**EXERCISE INPUT**

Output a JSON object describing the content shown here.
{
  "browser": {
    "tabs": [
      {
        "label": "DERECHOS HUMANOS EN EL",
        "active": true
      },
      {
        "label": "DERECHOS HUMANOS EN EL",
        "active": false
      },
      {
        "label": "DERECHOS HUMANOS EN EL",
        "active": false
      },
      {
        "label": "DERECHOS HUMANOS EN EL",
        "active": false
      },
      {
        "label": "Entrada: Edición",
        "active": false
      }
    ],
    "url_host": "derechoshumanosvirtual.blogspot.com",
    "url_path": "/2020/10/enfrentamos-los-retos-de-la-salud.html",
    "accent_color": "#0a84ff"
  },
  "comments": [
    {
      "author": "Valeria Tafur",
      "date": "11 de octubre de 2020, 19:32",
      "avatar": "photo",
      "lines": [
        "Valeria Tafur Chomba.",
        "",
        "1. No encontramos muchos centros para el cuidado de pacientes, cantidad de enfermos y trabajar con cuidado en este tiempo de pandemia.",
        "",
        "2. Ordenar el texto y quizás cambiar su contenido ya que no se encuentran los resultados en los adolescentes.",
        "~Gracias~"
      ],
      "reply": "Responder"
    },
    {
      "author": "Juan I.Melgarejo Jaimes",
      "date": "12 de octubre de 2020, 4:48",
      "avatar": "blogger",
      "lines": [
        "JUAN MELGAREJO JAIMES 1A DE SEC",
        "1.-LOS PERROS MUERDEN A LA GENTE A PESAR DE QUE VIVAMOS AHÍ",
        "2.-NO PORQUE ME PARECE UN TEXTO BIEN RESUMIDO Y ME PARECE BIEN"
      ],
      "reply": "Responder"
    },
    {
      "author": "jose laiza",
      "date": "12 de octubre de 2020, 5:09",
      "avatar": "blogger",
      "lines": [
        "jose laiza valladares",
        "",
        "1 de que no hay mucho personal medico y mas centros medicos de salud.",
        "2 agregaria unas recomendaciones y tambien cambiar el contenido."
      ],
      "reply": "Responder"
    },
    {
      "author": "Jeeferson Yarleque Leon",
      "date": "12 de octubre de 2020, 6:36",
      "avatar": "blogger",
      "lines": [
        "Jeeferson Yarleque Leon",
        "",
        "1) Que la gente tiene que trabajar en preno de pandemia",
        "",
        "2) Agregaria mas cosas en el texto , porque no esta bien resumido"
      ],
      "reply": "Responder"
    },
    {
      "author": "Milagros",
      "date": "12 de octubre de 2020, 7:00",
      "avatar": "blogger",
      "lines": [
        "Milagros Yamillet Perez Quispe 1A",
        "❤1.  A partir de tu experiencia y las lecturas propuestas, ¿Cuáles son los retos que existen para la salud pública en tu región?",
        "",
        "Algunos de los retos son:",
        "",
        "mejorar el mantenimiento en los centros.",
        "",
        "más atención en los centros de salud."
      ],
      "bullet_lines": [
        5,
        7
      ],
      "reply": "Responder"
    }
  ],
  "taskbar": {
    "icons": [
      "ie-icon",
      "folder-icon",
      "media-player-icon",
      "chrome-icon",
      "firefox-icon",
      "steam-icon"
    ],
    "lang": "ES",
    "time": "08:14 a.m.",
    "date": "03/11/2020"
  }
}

**INSTRUCTION**
Write the entries again, exactly as they stand.

**REPLY**
Output a JSON object describing the content shown here.
{
  "browser": {
    "tabs": [
      {
        "label": "DERECHOS HUMANOS EN EL",
        "active": true
      },
      {
        "label": "DERECHOS HUMANOS EN EL",
        "active": false
      },
      {
        "label": "DERECHOS HUMANOS EN EL",
        "active": false
      },
      {
        "label": "DERECHOS HUMANOS EN EL",
        "active": false
      },
      {
        "label": "Entrada: Edición",
        "active": false
      }
    ],
    "url_host": "derechoshumanosvirtual.blogspot.com",
    "url_path": "/2020/10/enfrentamos-los-retos-de-la-salud.html",
    "accent_color": "#0a84ff"
  },
  "comments": [
    {
      "author": "Valeria Tafur",
      "date": "11 de octubre de 2020, 19:32",
      "avatar": "photo",
      "lines": [
        "Valeria Tafur Chomba.",
        "",
        "1. No encontramos muchos centros para el cuidado de pacientes, cantidad de enfermos y trabajar con cuidado en este tiempo de pandemia.",
        "",
        "2. Ordenar el texto y quizás cambiar su contenido ya que no se encuentran los resultados en los adolescentes.",
        "~Gracias~"
      ],
      "reply": "Responder"
    },
    {
      "author": "Juan I.Melgarejo Jaimes",
      "date": "12 de octubre de 2020, 4:48",
      "avatar": "blogger",
      "lines": [
        "JUAN MELGAREJO JAIMES 1A DE SEC",
        "1.-LOS PERROS MUERDEN A LA GENTE A PESAR DE QUE VIVAMOS AHÍ",
        "2.-NO PORQUE ME PARECE UN TEXTO BIEN RESUMIDO Y ME PARECE BIEN"
      ],
      "reply": "Responder"
    },
    {
      "author": "jose laiza",
      "date": "12 de octubre de 2020, 5:09",
      "avatar": "blogger",
      "lines": [
        "jose laiza valladares",
        "",
        "1 de que no hay mucho personal medico y mas centros medicos de salud.",
        "2 agregaria unas recomendaciones y tambien cambiar el contenido."
      ],
      "reply": "Responder"
    },
    {
      "author": "Jeeferson Yarleque Leon",
      "date": "12 de octubre de 2020, 6:36",
      "avatar": "blogger",
      "lines": [
        "Jeeferson Yarleque Leon",
        "",
        "1) Que la gente tiene que trabajar en preno de pandemia",
        "",
        "2) Agregaria mas cosas en el texto , porque no esta bien resumido"
      ],
      "reply": "Responder"
    },
    {
      "author": "Milagros",
      "date": "12 de octubre de 2020, 7:00",
      "avatar": "blogger",
      "lines": [
        "Milagros Yamillet Perez Quispe 1A",
        "❤1.  A partir de tu experiencia y las lecturas propuestas, ¿Cuáles son los retos que existen para la salud pública en tu región?",
        "",
        "Algunos de los retos son:",
        "",
        "mejorar el mantenimiento en los centros.",
        "",
        "más atención en los centros de salud."
      ],
      "bullet_lines": [
        5,
        7
      ],
      "reply": "Responder"
    }
  ],
  "taskbar": {
    "icons": [
      "ie-icon",
      "folder-icon",
      "media-player-icon",
      "chrome-icon",
      "firefox-icon",
      "steam-icon"
    ],
    "lang": "ES",
    "time": "08:14 a.m.",
    "date": "03/11/2020"
  }
}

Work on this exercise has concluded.